== Do this ==
Identify and copy all lines of the material where the string "parrocchiale" is found.

== Given records ==
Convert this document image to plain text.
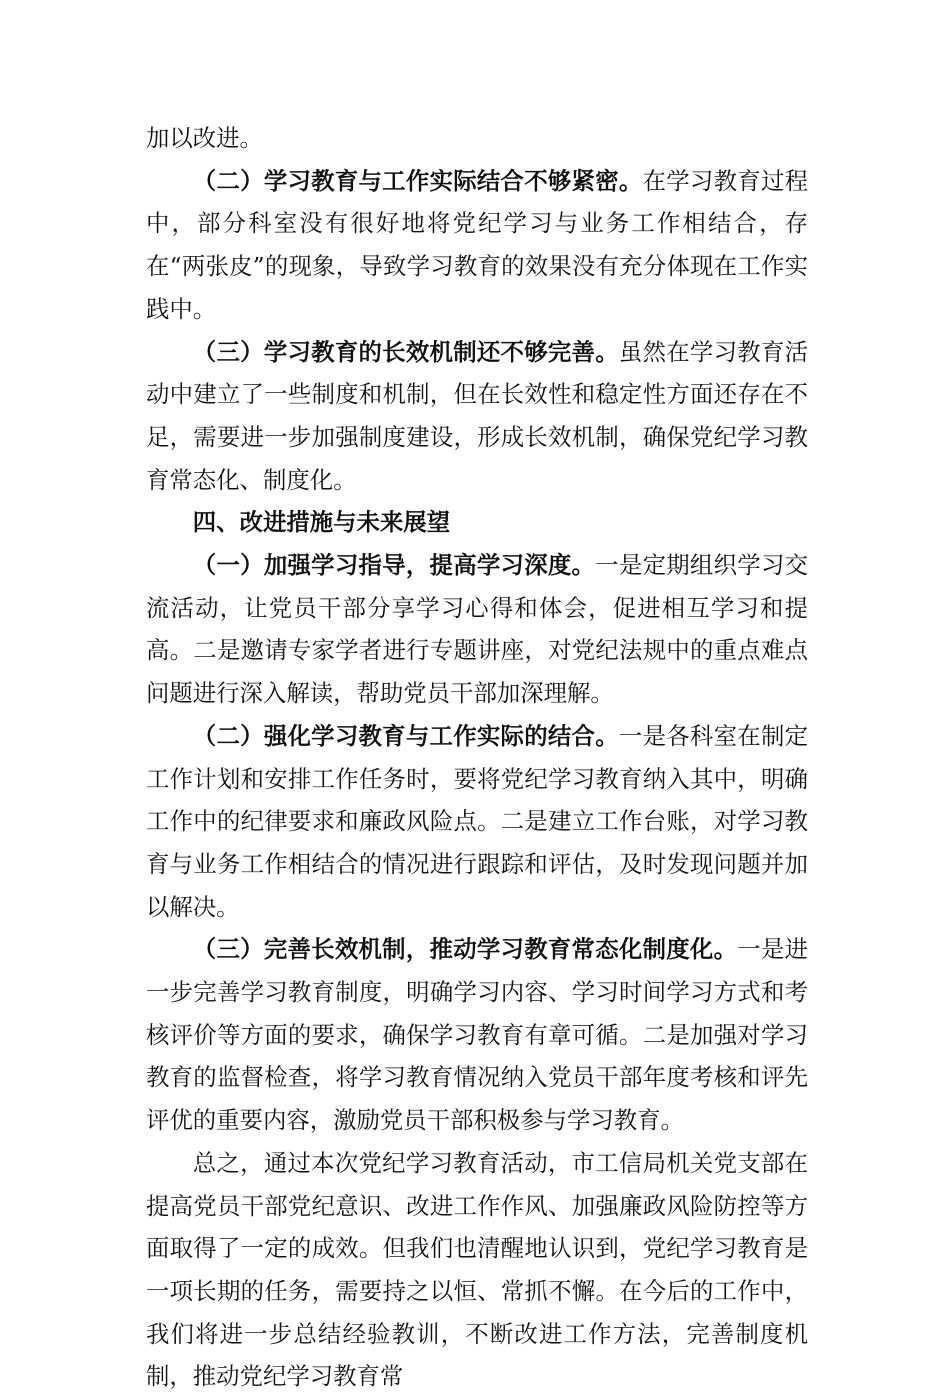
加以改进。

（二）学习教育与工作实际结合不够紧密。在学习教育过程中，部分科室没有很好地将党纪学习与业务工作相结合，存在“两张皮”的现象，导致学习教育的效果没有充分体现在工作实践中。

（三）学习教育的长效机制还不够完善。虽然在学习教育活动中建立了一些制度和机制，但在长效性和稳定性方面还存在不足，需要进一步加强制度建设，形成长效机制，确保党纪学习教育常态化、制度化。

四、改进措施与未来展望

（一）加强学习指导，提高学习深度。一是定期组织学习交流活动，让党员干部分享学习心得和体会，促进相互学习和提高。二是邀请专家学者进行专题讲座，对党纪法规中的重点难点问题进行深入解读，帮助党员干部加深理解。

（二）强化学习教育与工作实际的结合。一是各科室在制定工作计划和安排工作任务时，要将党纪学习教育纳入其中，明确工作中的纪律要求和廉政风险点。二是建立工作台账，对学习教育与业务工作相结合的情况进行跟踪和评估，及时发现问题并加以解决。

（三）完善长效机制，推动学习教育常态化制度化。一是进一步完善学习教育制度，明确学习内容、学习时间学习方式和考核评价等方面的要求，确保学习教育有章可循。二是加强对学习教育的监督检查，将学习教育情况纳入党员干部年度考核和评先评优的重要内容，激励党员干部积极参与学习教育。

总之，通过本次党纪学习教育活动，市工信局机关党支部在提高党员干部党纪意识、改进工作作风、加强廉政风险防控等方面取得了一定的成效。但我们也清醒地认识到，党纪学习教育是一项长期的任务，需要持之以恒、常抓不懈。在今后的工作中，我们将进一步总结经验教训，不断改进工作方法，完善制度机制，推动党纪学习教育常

* * *

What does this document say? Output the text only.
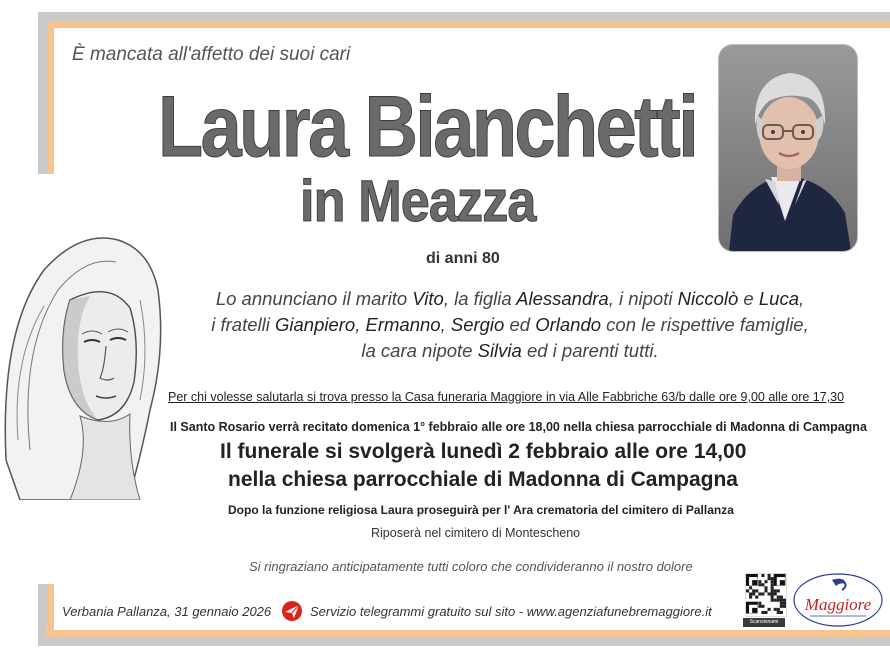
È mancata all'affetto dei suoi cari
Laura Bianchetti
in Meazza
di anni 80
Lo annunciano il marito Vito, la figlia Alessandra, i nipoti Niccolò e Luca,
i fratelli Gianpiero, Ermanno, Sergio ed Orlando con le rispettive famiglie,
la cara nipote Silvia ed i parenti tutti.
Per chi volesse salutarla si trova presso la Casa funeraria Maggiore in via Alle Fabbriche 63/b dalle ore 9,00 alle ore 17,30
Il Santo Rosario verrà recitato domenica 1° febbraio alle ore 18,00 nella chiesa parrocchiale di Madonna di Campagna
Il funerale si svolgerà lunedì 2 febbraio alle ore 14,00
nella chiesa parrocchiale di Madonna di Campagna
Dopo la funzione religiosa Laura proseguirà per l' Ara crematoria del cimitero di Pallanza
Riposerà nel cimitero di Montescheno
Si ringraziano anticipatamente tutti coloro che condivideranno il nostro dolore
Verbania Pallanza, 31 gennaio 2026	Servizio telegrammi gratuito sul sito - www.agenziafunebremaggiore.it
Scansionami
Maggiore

== Problem solution ==
Il Santo Rosario verrà recitato domenica 1° febbraio alle ore 18,00 nella chiesa parrocchiale di Madonna di Campagna
nella chiesa parrocchiale di Madonna di Campagna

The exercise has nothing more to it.